ЧТО НУЖНО СДЕЛАТЬ
1. Ответьте на вопросы по исходному фрагменту, каждый ответ дайте с новой строки с той же пометкой:
(a) С каким искусством Годар сталкивается лицом к лицу в «Страсти»?
(b) Что именно мы классифицируем, согласно фрагменту?
(c) Когда кинокритика становится плохой критикой?
2. Продолжите текст о философии и кино, начав сразу после последней реплики.

ИСХОДНЫЙ ФРАГМЕНТ
•••••
Встреча двух дисциплин происходит лишь тогда, когда одна принимается размышлять о другой — в тот момент, когда одна из них обращает внимание на тот факт, что она должна, внутри самой себя и своими собственными средствами, разрешить проблему похожую на ту, которая в равной мере ставится внутри другой дисциплины. Мы можем представить себе, что сходные проблемы, в различные моменты, в различных обстоятельствах и условиях, волнуют разные науки, живопись, музыку, философию, литературу и кино. Одинаковые потрясения проходят через совершенно различные земли. Не существует иной критики, нежели сравнительной (кинокритика становится плохой критикой, когда она замыкается лишь на кино, так словно это гетто), потому что любое произведение в некоторой области само по себе является авто-компаративным. Годар становится лицом к лицу с живописью в «Страсти», с музыкой в «Имя: Кармен» и делает серийное кино, но также кино о катастрофах в том смысле, который перекликается с математической концепцией Рене Тома. Не существует произведения, которое не имеет своего продолжения или своего начала в других искусствах. Я мог написать про кино, но не потому, что имел право на рефлексию, но потому, что проблемы философии меня подтолкнули искать ответы в кино, даже если эти ответы поднимали другие проблемы. Любая работа включается в релейную систему.

Классификация — это всегда симптоматология, и мы классифицируем именно знаки, дабы извлечь из них концепт, который представляется как событие, а не как абстрактная сущность.

— Если что-то нас и поражает в ваших двух книгах о кино, так это нечто, что присутствовало в других ваших книгах, но никогда до такой степени. Речь о таксономии, любви к классификации. Вы всегда имели подобную склонность, или она возникла со временем? Имеет ли классификация особую связь с кино?
•••••
ЗАПИСИ НАБОРА ДАННЫХ
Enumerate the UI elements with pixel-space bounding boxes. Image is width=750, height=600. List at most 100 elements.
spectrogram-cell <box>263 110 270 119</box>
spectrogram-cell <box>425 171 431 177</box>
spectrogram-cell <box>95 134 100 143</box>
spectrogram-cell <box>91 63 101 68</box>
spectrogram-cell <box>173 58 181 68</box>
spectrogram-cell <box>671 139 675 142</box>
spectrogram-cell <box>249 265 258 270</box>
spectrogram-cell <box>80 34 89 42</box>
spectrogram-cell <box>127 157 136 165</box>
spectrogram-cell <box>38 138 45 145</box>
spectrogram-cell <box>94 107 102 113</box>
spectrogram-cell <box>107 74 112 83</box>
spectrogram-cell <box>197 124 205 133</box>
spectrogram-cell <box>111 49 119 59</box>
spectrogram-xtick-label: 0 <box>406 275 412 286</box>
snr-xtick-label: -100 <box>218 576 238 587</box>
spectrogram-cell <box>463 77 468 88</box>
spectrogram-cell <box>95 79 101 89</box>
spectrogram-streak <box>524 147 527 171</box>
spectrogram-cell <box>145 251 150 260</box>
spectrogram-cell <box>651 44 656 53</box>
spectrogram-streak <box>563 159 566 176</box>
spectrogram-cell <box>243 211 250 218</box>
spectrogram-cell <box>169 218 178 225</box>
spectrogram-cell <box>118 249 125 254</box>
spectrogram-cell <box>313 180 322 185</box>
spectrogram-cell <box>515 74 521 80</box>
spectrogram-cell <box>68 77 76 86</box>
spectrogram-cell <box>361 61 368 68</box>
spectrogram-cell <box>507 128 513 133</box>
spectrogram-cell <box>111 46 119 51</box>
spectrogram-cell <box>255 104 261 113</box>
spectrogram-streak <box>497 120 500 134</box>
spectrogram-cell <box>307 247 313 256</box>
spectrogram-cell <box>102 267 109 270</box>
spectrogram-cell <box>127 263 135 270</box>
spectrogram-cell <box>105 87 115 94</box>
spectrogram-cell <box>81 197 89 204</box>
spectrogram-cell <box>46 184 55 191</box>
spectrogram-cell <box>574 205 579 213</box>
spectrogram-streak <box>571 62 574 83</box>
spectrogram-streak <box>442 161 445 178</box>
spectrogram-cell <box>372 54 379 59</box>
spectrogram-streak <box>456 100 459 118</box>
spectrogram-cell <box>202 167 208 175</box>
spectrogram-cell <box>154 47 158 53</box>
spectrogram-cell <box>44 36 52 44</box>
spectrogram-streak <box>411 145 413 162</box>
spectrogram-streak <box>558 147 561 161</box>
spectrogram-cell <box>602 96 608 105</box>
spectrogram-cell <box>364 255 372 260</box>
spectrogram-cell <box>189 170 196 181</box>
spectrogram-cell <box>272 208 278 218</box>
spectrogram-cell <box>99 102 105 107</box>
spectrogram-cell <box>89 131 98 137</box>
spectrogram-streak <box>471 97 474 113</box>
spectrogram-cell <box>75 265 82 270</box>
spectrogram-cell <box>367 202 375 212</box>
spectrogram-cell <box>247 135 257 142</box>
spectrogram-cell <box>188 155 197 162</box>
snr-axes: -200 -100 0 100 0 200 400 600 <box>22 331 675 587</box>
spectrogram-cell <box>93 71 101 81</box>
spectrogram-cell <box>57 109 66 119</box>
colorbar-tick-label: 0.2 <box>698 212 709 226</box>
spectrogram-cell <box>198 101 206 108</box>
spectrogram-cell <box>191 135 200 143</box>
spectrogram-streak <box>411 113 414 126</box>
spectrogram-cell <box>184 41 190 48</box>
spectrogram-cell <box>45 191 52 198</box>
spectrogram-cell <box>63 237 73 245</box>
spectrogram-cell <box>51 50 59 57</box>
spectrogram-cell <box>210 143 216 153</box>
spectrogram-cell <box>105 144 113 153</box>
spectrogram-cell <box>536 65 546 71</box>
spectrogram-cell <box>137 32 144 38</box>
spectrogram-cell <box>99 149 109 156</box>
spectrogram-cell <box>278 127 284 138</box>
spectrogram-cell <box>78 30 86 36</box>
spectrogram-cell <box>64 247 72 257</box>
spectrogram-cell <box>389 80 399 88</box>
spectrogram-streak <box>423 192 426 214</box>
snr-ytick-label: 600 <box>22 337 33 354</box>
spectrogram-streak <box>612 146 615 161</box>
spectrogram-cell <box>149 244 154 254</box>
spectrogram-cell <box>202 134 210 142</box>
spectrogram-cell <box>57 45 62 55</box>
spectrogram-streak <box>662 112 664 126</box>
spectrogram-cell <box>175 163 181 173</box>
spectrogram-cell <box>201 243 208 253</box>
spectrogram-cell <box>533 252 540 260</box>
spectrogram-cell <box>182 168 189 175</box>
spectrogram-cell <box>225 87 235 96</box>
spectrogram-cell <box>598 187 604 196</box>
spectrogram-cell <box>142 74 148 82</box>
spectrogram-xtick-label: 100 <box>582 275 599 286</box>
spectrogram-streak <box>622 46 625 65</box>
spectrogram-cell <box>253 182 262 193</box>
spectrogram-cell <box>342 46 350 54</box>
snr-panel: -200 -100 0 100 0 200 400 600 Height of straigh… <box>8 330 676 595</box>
•••••
ОТВЕТЫ ПО ПОРЯДКУ
1.
(a) С живописью.
(b) Знаки.
(c) Когда она замыкается лишь на кино, словно это гетто.

2.
Нет ничего более веселого чем классификации и таблицы. Это подобно скелету книги или её словарю. Не столь существенно, что будет далее, но это необходимая подготовительная работа. Нет ничего более красивого, нежели классификация естественной истории. Произведения Бальзака выстраиваются на удивительных классификациях. Борхес предлагает китайскую классификацию животных, которой восхищается Фуко: принадлежащие императору, забальзамированные, прирученные, молочные поросята, сирены и т.д. Все классификации характеризуются следующим: они мобильны, изменяют свои критерии в зависимости от клеточек [классификации], являются ретроактивными и подлежат пересмотру, а также не ограничены. Некоторые клетки населены, другие — пусты. Классификация всегда касается того, чтобы сблизить крайне разные, по видимости, вещи, но также разделить между собой подобное. Это образование концептов. Иногда мы говорим, что «классический», «романтический»,«новый роман» или же «неореализм» являются недостаточными абстракциями. Я думаю, что это действительно обоснованные категории, но при условии, что мы соотносим их не с общими формами, но со знаками или же особыми симптомами. Классификация — это всегда симптоматология, и мы классифицируем именно знаки, дабы извлечь из них концепт, который представляется как событие, а не как абстрактная сущность. В этом отношении различные дисциплины на самом деле являются сигналетическим материалом (matière signalétique). Классификации варьируются в зависимости от материала, но также накладываются друг на друга в зависимости от сходств между материалами. Поскольку кино приводит в движение и темпорализует образ, оно является особым материалом, который одновременно обладает высокой степенью схожести с другими материалами: живопись, музыка, литература… необходимо понимать кино, будто это сигналетический материал, а не язык.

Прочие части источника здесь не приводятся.